= Stated problem =
Please quote the listing below word for word, from its first line up to and including the line with "down-arrow-icon xyxy=(114,449,124,455)".

= Input data =
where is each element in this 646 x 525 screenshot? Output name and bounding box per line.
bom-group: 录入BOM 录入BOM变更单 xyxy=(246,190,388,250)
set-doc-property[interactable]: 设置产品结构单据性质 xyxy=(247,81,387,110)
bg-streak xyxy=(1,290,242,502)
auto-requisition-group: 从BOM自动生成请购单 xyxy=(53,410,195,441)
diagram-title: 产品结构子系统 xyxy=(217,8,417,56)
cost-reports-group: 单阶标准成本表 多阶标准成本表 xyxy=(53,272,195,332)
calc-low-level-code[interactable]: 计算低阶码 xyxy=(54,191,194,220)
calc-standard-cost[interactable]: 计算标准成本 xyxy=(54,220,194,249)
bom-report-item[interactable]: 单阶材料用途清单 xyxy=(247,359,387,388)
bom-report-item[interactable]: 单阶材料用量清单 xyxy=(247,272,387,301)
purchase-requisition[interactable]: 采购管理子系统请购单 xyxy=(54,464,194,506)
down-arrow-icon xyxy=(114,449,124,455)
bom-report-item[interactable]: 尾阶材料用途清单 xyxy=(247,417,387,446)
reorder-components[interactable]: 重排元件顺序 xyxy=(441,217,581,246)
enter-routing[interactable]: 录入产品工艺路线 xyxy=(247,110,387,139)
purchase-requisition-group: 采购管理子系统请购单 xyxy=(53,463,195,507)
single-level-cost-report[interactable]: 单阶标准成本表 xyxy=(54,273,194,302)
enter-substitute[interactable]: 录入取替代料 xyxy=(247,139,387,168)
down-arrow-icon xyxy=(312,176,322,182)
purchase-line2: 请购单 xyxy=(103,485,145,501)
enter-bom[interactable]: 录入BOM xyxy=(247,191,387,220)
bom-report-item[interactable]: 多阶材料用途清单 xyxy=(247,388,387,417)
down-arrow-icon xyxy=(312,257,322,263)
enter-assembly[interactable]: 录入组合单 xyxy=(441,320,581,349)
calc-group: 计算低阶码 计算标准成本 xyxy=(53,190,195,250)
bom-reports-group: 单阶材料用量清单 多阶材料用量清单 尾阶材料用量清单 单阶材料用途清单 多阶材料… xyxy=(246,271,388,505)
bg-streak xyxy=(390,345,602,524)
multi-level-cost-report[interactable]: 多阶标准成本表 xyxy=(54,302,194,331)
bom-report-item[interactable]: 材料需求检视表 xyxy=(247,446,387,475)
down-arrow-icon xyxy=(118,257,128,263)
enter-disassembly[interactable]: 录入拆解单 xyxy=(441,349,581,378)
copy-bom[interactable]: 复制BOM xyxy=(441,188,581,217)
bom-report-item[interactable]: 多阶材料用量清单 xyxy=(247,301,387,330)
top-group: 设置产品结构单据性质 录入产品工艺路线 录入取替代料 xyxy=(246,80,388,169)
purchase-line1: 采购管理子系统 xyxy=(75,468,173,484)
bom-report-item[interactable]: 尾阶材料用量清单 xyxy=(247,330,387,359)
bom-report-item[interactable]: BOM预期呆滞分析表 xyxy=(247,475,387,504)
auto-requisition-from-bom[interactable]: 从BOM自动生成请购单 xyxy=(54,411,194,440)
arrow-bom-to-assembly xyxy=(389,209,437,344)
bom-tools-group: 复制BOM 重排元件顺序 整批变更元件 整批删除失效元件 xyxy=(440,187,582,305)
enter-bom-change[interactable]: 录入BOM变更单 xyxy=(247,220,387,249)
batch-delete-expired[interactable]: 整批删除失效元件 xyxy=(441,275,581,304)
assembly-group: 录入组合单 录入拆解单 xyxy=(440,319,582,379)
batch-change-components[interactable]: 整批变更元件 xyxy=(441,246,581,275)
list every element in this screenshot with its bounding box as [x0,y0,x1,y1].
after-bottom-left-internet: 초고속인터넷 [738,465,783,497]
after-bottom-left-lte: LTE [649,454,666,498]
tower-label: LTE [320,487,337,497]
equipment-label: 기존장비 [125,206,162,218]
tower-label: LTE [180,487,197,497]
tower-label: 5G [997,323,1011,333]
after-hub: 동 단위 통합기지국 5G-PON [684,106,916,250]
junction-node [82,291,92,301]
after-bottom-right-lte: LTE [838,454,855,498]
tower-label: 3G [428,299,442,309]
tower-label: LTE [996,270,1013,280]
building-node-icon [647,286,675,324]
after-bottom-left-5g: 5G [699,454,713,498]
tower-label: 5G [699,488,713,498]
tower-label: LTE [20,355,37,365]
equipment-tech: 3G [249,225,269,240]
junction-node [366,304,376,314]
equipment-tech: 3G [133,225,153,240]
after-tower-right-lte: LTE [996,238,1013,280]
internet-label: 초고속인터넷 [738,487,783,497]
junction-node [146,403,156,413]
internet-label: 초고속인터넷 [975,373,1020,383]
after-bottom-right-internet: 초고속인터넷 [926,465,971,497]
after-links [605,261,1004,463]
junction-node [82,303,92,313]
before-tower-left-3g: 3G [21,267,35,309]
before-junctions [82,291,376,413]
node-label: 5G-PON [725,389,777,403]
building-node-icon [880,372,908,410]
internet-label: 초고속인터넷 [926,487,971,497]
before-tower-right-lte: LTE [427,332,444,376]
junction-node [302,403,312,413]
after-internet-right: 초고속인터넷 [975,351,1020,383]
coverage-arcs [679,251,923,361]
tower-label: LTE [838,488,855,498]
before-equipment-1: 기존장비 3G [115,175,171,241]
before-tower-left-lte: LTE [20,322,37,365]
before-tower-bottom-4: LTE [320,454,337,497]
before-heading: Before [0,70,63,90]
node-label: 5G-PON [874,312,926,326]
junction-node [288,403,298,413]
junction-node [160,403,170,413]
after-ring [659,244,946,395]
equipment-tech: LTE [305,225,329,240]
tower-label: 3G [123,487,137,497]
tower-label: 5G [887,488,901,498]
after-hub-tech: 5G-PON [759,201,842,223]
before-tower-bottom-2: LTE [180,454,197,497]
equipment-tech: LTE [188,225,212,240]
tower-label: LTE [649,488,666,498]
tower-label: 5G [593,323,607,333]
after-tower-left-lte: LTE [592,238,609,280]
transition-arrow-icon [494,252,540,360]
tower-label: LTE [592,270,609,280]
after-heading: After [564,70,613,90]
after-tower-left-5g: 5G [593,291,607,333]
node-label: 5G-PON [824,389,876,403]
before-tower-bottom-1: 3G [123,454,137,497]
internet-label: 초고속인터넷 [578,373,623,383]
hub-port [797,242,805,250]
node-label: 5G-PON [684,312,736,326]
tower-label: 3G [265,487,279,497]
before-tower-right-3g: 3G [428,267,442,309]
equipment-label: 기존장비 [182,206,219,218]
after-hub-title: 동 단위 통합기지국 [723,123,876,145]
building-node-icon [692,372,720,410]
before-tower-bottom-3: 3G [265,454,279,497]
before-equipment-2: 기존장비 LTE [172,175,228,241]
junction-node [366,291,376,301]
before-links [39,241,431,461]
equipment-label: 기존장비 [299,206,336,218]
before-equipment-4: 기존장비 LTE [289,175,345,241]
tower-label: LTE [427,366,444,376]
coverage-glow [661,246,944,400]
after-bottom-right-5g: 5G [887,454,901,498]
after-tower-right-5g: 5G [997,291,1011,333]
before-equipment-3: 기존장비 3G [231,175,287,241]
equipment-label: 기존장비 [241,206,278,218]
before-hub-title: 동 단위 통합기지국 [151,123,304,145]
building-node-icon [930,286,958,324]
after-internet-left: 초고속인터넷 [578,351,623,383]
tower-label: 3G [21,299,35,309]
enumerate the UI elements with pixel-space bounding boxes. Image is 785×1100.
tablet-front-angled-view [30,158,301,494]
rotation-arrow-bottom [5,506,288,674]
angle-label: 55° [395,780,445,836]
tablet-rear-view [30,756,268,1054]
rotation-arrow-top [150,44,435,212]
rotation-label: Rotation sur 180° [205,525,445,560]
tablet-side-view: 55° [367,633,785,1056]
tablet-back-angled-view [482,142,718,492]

= Answer for the task =
where is each element in this 646 x 525 screenshot? Output name and bounding box per line.
bom-group: 录入BOM 录入BOM变更单 xyxy=(246,190,388,250)
set-doc-property[interactable]: 设置产品结构单据性质 xyxy=(247,81,387,110)
bg-streak xyxy=(1,290,242,502)
auto-requisition-group: 从BOM自动生成请购单 xyxy=(53,410,195,441)
diagram-title: 产品结构子系统 xyxy=(217,8,417,56)
cost-reports-group: 单阶标准成本表 多阶标准成本表 xyxy=(53,272,195,332)
calc-low-level-code[interactable]: 计算低阶码 xyxy=(54,191,194,220)
calc-standard-cost[interactable]: 计算标准成本 xyxy=(54,220,194,249)
bom-report-item[interactable]: 单阶材料用途清单 xyxy=(247,359,387,388)
bom-report-item[interactable]: 单阶材料用量清单 xyxy=(247,272,387,301)
purchase-requisition[interactable]: 采购管理子系统请购单 xyxy=(54,464,194,506)
down-arrow-icon xyxy=(114,449,124,455)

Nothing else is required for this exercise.